■ WHAT IS NEEDED ■
Scan the data for "sayop" and copy the lines it appears in.

Collected data entries:
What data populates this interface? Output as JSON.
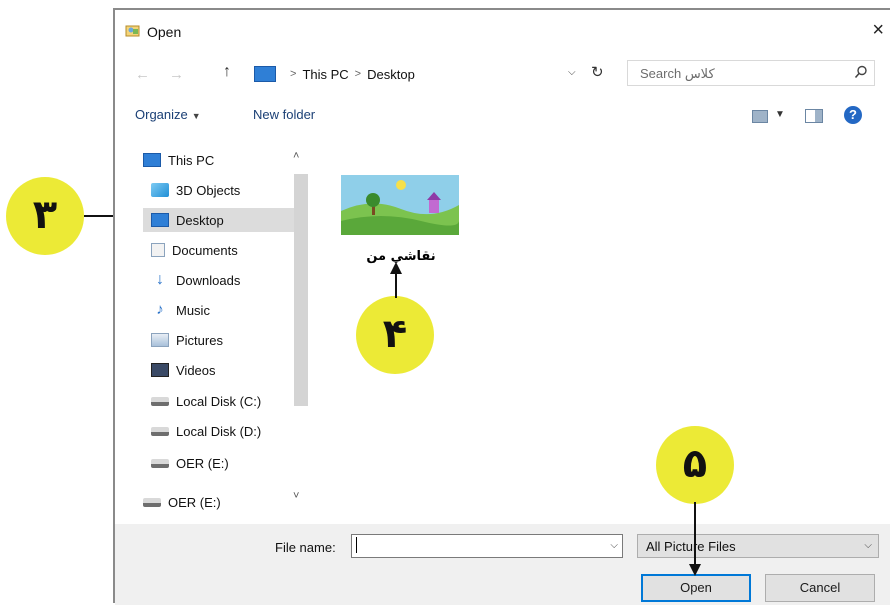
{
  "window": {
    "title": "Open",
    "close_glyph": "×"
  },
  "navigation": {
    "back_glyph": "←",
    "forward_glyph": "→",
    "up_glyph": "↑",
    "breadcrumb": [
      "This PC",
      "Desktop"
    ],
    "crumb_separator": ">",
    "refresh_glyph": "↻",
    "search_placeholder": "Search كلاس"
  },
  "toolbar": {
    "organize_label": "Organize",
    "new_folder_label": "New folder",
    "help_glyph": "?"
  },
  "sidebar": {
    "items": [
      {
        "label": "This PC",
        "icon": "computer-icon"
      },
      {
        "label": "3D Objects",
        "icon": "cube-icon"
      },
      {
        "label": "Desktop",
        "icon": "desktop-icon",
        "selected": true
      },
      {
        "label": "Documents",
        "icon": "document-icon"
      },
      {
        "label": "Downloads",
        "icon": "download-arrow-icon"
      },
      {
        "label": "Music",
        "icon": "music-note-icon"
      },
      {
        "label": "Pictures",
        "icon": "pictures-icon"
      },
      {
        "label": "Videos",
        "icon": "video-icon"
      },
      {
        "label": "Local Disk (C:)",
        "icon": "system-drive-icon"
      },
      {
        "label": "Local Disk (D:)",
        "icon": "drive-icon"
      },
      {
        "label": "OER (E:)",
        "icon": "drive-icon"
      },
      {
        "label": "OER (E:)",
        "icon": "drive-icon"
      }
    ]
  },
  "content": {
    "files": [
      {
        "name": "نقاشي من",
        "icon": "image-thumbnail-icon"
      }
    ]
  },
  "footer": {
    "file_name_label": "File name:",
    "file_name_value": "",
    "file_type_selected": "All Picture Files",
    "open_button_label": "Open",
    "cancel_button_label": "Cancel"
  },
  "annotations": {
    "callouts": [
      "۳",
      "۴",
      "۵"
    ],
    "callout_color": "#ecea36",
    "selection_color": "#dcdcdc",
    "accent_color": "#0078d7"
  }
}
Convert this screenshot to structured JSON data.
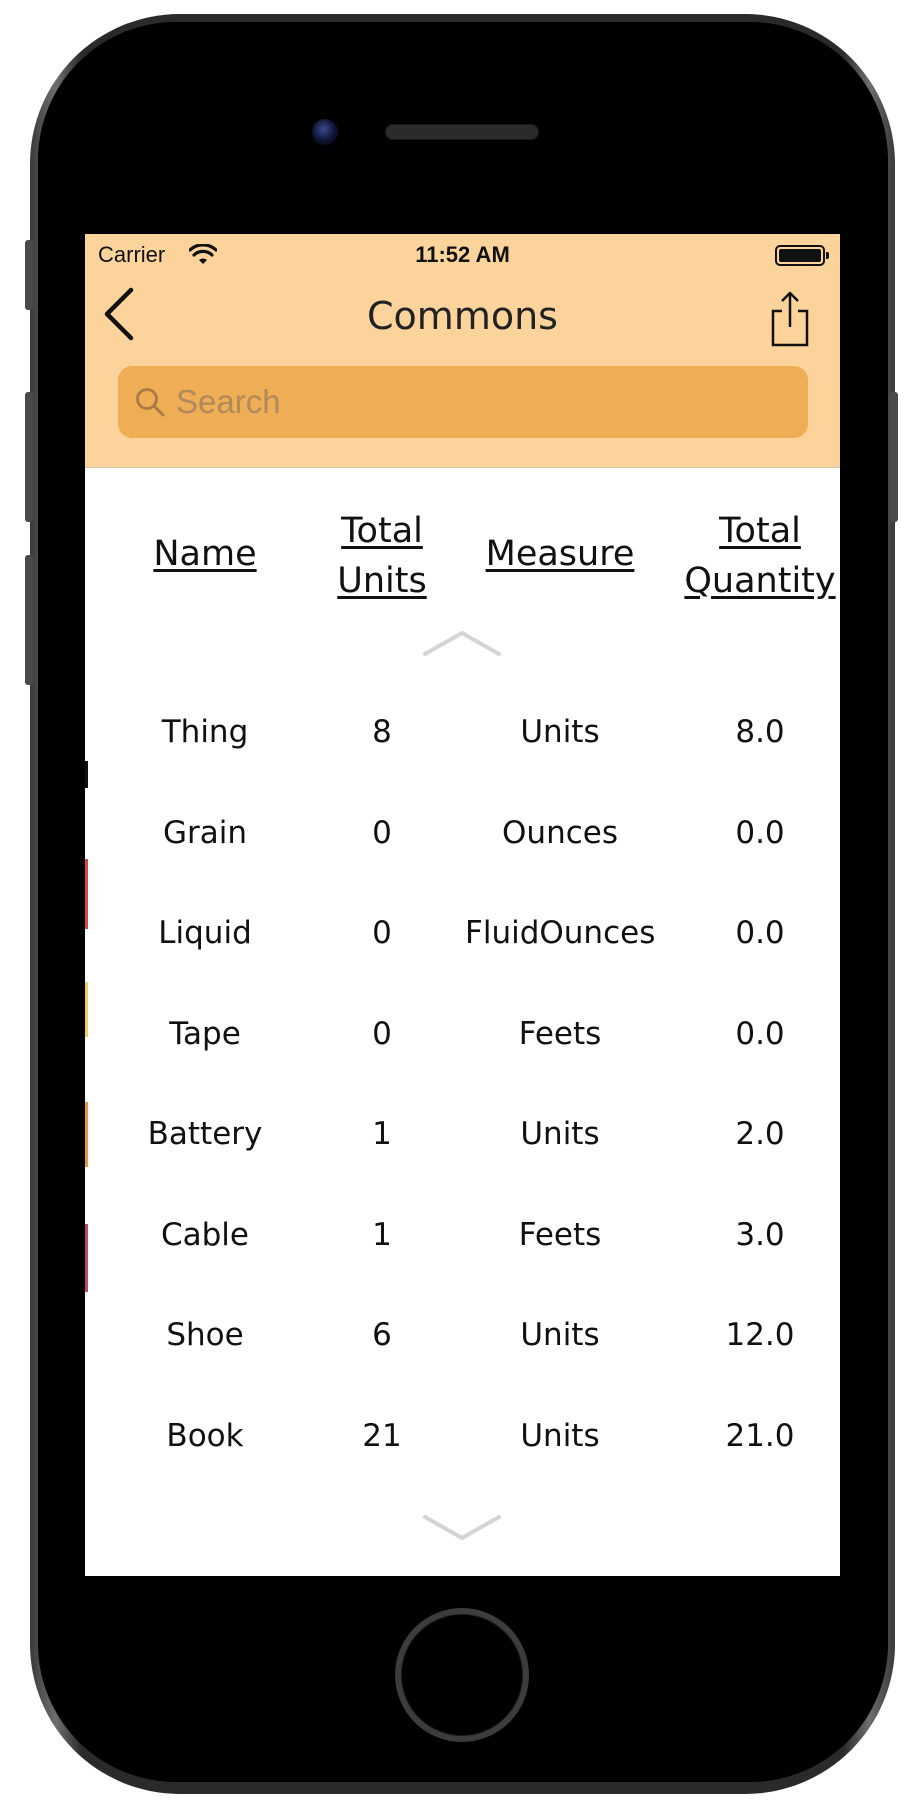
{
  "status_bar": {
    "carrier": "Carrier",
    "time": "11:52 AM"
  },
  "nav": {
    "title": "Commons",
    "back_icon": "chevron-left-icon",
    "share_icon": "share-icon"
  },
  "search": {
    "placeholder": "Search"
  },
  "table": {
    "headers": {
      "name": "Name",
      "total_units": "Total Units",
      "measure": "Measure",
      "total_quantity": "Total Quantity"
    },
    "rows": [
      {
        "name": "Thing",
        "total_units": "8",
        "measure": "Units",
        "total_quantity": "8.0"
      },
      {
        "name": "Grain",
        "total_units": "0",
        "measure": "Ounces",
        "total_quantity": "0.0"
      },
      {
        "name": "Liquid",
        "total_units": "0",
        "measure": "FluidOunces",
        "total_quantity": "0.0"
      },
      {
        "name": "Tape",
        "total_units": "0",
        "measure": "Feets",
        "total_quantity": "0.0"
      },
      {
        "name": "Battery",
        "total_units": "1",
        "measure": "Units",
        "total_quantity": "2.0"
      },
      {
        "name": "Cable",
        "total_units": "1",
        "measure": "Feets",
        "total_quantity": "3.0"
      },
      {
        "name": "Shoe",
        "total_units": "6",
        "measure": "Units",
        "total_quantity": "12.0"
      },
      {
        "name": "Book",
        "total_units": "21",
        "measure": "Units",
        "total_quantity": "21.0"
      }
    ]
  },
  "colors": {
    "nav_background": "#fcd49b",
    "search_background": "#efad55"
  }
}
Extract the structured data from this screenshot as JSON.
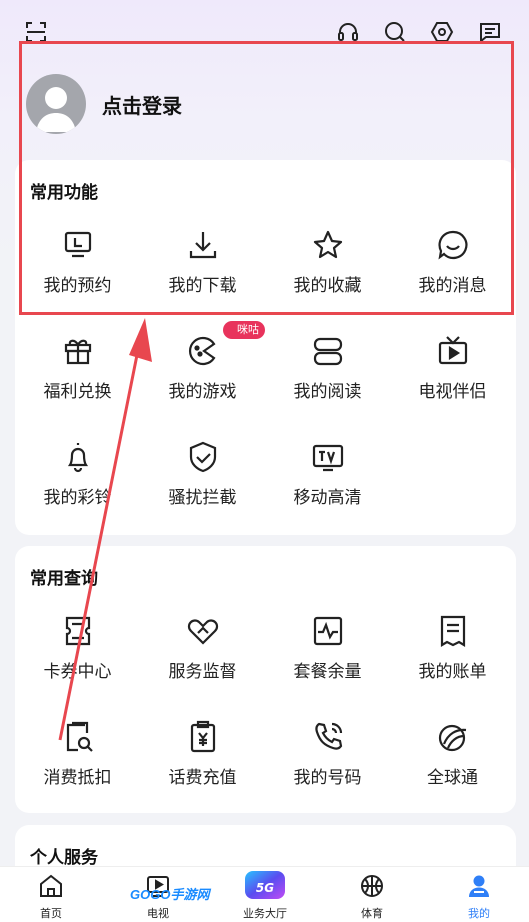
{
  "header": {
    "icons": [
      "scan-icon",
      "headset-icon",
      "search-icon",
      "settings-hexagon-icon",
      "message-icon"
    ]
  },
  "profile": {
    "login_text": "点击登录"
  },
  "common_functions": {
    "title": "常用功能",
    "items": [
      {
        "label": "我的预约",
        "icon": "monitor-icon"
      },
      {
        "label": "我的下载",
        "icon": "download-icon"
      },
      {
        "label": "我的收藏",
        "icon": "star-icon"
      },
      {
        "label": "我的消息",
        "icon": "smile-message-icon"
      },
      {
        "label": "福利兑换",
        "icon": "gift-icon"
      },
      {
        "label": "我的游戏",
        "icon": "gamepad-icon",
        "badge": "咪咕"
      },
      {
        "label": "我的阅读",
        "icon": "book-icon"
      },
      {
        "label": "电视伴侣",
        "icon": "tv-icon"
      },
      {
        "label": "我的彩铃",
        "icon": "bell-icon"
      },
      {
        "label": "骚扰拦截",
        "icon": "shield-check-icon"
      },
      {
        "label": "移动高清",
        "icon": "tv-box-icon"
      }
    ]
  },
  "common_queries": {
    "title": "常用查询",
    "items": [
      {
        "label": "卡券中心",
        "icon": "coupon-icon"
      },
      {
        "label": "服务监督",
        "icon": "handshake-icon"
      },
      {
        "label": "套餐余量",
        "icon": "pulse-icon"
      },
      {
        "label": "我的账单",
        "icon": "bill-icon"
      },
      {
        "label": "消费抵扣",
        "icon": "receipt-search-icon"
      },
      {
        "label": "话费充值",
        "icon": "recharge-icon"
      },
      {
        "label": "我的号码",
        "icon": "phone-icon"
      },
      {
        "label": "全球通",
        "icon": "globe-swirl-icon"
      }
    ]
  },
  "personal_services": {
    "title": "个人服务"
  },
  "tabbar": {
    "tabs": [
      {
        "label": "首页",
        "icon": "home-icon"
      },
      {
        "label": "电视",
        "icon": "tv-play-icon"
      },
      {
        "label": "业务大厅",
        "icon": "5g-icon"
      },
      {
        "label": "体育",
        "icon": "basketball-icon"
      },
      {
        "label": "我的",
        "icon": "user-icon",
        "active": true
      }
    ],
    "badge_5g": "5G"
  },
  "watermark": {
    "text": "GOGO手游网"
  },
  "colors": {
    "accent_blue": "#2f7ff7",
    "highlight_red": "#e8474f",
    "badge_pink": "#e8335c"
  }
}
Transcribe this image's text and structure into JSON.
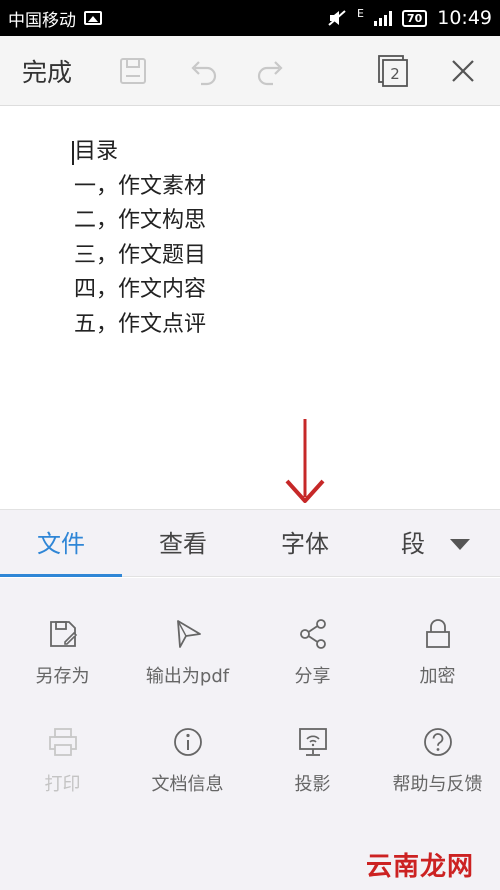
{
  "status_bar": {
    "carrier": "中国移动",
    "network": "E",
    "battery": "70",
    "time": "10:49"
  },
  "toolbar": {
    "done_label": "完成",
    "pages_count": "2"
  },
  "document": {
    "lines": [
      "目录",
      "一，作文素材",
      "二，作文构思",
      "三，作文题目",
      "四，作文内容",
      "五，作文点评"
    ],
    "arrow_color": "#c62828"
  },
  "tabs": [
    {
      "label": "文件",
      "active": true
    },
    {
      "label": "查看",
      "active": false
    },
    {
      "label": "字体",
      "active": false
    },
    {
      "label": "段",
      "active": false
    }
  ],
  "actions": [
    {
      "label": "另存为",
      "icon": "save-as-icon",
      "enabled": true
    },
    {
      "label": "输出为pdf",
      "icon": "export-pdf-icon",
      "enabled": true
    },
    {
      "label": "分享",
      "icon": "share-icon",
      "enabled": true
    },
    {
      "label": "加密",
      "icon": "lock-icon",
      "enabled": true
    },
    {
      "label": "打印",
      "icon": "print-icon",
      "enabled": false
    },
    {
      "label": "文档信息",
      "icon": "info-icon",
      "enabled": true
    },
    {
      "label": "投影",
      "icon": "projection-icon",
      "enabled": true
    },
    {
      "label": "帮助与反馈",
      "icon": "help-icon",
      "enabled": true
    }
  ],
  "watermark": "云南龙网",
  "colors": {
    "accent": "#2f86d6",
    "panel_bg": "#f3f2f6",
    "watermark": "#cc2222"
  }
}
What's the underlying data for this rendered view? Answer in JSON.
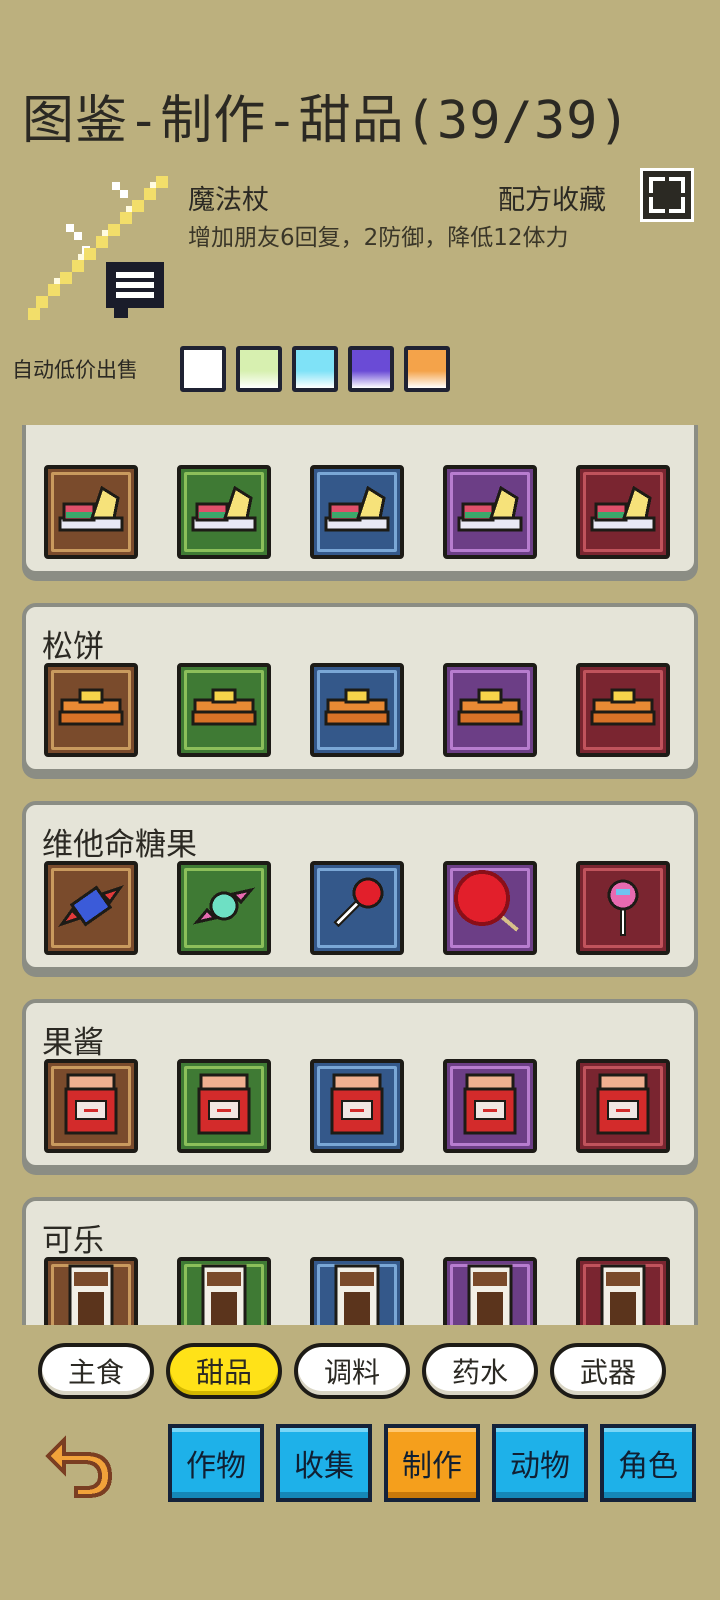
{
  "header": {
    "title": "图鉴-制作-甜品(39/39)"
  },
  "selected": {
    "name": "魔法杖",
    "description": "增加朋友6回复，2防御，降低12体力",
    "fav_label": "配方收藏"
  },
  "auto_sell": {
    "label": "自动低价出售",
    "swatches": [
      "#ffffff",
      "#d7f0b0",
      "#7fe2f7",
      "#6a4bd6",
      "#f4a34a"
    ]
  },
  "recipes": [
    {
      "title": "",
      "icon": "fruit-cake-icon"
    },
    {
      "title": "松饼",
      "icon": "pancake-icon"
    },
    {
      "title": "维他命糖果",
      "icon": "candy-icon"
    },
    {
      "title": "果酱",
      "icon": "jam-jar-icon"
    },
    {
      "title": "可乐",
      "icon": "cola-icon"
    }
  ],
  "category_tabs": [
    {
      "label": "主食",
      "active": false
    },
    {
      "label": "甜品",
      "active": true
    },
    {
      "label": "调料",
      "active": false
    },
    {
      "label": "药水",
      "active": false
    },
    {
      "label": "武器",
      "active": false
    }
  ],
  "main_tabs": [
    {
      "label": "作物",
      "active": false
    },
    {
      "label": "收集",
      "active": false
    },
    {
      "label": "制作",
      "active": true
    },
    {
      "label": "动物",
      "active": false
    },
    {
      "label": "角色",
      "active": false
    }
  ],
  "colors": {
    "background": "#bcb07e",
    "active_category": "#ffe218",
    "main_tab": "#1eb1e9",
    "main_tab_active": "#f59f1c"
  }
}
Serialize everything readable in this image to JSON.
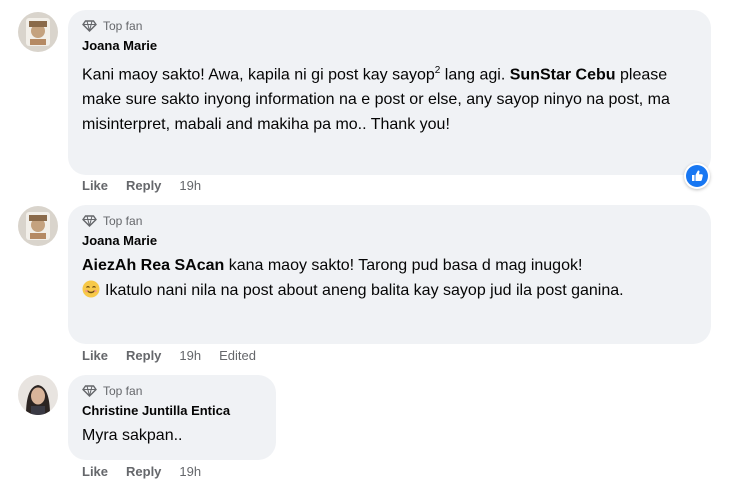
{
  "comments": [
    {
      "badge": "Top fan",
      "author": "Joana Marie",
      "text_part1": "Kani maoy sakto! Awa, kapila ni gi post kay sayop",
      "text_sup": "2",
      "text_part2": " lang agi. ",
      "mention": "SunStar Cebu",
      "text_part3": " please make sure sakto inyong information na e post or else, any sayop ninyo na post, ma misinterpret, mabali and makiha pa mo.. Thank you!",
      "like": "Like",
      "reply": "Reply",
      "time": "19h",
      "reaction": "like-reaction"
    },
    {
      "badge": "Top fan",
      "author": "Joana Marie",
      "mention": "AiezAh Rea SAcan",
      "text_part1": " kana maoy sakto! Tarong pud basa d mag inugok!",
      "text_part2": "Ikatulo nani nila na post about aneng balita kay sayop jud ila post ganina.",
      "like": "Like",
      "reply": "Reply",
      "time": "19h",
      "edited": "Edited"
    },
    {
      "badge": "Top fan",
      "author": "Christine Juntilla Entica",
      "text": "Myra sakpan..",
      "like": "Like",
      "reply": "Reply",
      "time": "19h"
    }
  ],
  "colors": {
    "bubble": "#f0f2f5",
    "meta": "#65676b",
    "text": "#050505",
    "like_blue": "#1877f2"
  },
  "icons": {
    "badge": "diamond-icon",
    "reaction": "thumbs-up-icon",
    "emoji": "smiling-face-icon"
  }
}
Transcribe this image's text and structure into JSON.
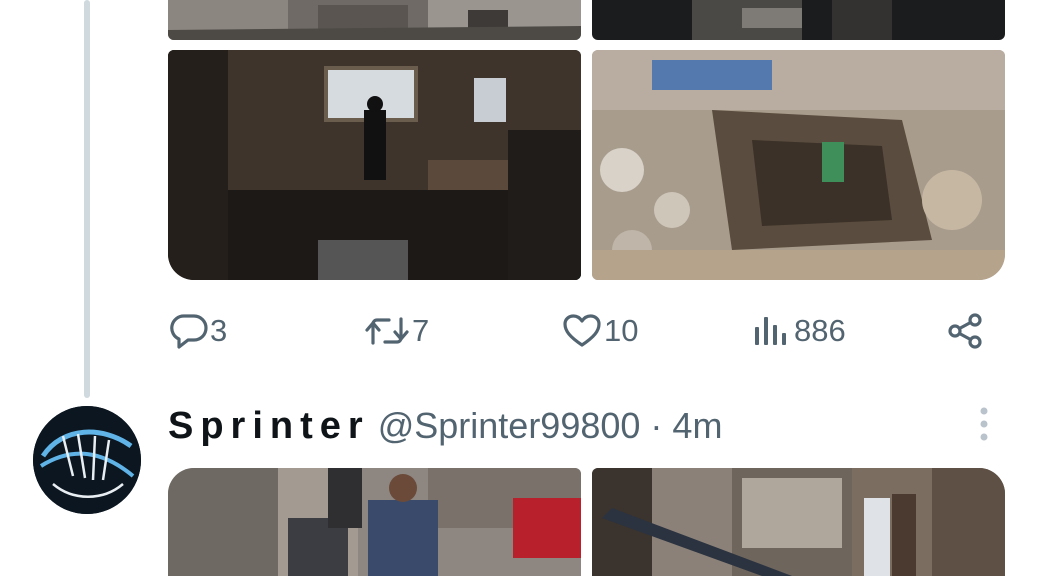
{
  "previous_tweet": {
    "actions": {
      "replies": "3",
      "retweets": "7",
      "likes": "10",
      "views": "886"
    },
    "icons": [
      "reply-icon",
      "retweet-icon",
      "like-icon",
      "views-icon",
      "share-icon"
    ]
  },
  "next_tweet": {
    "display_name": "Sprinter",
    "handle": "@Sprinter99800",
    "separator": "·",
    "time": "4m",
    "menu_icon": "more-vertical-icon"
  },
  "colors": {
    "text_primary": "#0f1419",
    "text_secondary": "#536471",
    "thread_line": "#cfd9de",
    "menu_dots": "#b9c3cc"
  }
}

■ RESULT OF THE TASK ■
      "text_part1": "Kani maoy sakto! Awa, kapila ni gi post kay sayop",
      "text_part3": " please make sure sakto inyong information na e post or else, any sayop ninyo na post, ma misinterpret, mabali and makiha pa mo.. Thank you!",
      "text_part2": "Ikatulo nani nila na post about aneng balita kay sayop jud ila post ganina.",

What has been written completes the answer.